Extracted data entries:
------------------------------------------------------------------------

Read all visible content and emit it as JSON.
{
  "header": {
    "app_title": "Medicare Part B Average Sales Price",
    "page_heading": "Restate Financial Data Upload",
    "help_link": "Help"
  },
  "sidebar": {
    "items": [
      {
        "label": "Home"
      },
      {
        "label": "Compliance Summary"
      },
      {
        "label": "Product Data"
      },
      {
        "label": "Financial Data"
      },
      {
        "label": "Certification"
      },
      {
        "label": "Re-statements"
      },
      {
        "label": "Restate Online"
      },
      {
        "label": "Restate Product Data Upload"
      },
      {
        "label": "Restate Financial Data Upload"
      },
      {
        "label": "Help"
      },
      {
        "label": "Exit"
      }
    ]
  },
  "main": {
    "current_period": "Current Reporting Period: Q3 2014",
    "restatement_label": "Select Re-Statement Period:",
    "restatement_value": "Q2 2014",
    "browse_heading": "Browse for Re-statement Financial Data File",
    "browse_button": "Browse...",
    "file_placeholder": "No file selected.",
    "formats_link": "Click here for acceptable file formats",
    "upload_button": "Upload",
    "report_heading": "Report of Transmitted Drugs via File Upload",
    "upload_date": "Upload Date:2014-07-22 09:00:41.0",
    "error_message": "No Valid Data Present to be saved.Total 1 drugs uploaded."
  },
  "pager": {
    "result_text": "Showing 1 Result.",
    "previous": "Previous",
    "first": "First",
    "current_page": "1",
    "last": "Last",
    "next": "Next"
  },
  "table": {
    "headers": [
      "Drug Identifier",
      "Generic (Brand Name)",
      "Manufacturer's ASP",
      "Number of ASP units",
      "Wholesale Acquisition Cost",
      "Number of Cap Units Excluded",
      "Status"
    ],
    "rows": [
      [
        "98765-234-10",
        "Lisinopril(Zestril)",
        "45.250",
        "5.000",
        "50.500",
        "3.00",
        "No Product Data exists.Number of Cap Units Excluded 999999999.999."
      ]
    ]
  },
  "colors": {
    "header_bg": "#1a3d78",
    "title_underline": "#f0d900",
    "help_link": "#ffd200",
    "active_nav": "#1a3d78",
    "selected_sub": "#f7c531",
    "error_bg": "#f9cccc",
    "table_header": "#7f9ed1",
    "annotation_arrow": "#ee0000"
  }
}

------------------------------------------------------------------------

Say how many lines in the entries contain the string "Period", and leave out everything else.

2